• Required work: Retype the passage on electricity generation capacity withholding below from "Two forms of" to "or in collaboration.".

According to the ACER, manipulative capacity withholding occurs, for example, “when a market participant with the relative ability to influence the price or the interplay of supply and demand of a wholesale energy product, decides, without justification, not to offer or to economically withhold the available production, storage or transportation capacity on the market. This includes the unduly limiting of infrastructure or transmission capacities, resulting in prices that likely do not reflect the fair and competitive interplay of supply and demand.

 

In particular, electricity generation capacity withholding refers to the practice of keeping available generation capacity from being competitively offered on the wholesale electricity market, even though offering it competitively would lead to profitable transactions at the prevailing market prices”.

 

Two forms of electricity generation capacity withholding are differentiated by ACER, i.e.:

 

- physical withholding (not offering the available generation capacity at any price),


- economic withholding (actions undertaken to offer available generation capacity at prices which are above the market price and do not reflect the marginal cost (including opportunity cost) of the market participant’s asset, which results in the related wholesale energy product not being traded or related asset not being dispatched).

 

Electricity generation capacity withholding may be performed by one or more market participants (for example, producer or storage asset owners) acting independently or in collaboration.

 

ACER unequivocally underlines that REMIT applies to electricity generation capacity withholding irrespective of whether competition law (also) applies.

 
In case of intent, any action involving capacity withholding, even beyond the issuing of orders to trade or the entering into transactions, can amount to an attempt to manipulate the market.

 

However, the ACER acknowledges the fact that electricity generation capacity withholding does not always automatically amount to a breach of Article 5 of REMIT.

• Provided data:
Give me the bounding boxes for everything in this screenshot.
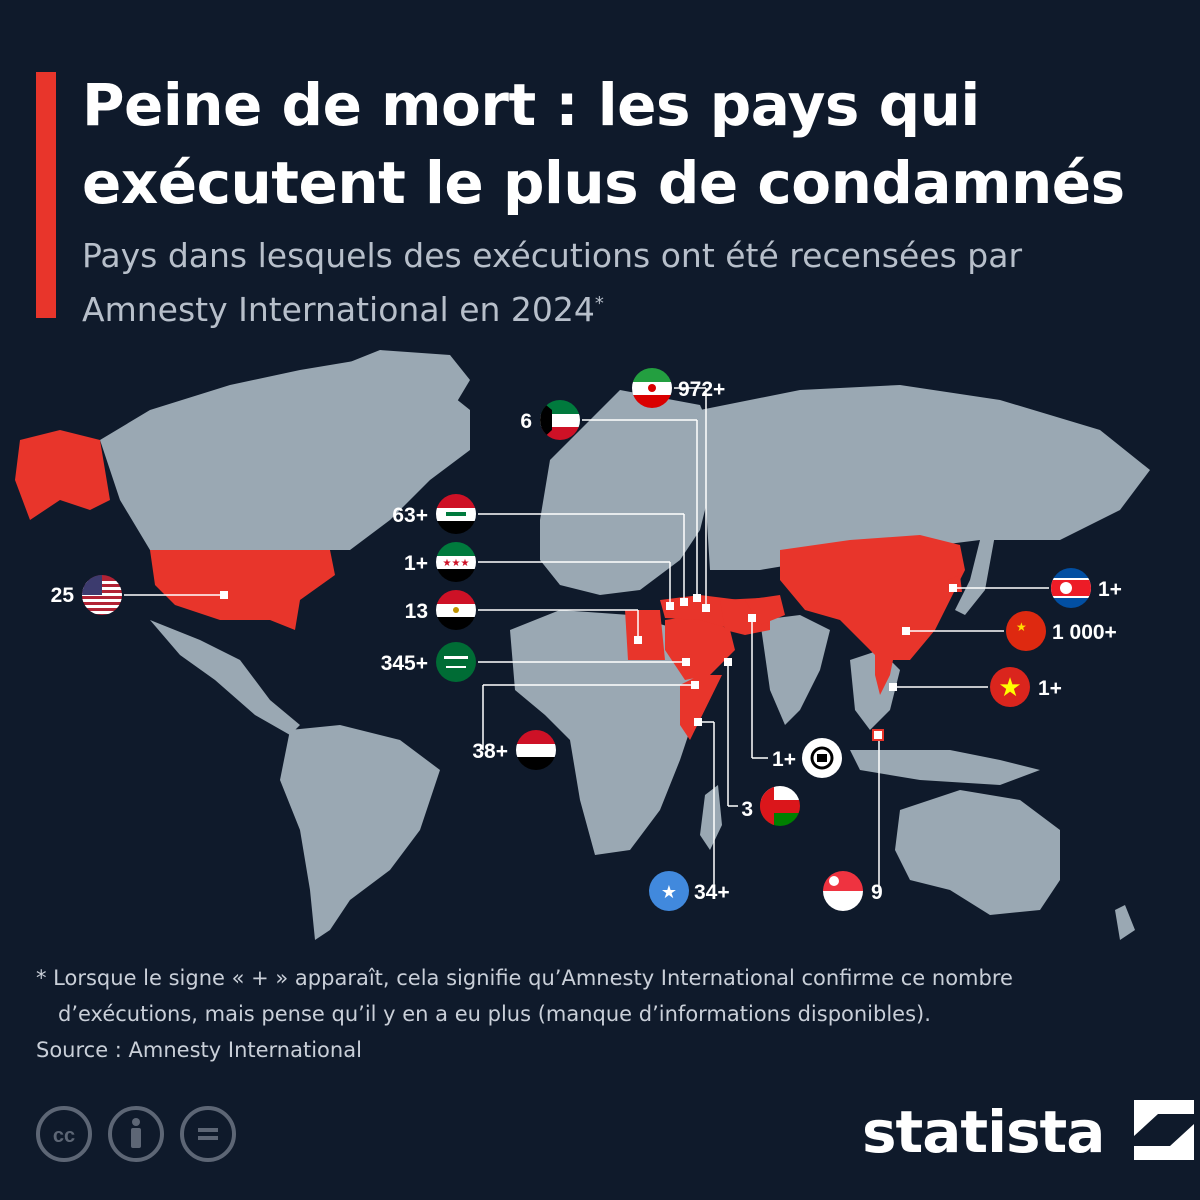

• Output for this exercise:
Two forms of electricity generation capacity withholding are differentiated by ACER, i.e.:

 

- physical withholding (not offering the available generation capacity at any price),


- economic withholding (actions undertaken to offer available generation capacity at prices which are above the market price and do not reflect the marginal cost (including opportunity cost) of the market participant’s asset, which results in the related wholesale energy product not being traded or related asset not being dispatched).

 

Electricity generation capacity withholding may be performed by one or more market participants (for example, producer or storage asset owners) acting independently or in collaboration.